↓↓↓

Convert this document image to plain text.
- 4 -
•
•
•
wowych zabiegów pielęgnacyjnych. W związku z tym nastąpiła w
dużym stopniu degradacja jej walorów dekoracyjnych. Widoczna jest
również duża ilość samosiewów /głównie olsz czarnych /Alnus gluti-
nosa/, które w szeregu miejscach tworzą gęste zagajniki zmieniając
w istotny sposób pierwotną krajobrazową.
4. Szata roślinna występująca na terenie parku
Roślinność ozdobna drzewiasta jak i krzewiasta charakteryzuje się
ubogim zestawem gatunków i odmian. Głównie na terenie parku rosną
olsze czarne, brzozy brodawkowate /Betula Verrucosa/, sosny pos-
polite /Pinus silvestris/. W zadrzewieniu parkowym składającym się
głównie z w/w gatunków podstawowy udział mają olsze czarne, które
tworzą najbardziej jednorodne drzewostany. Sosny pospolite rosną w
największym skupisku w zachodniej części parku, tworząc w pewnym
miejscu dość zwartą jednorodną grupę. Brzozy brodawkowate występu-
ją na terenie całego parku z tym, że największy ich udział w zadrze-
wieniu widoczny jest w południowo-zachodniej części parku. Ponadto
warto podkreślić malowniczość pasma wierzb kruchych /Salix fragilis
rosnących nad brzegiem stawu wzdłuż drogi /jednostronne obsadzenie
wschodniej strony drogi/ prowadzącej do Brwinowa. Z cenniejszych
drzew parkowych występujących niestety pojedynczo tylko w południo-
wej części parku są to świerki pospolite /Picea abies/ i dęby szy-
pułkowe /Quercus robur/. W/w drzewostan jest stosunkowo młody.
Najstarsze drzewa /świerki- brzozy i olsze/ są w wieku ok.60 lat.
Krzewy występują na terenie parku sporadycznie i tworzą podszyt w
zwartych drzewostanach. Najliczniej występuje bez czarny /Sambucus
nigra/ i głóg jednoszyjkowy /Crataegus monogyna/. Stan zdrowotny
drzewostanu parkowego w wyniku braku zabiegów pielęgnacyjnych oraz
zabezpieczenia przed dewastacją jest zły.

↑↑↑

**REQUIREMENT**.
Across the records above, count the lines holding "udział" and reply with that number alone.

**FULL SOLUTION**.
2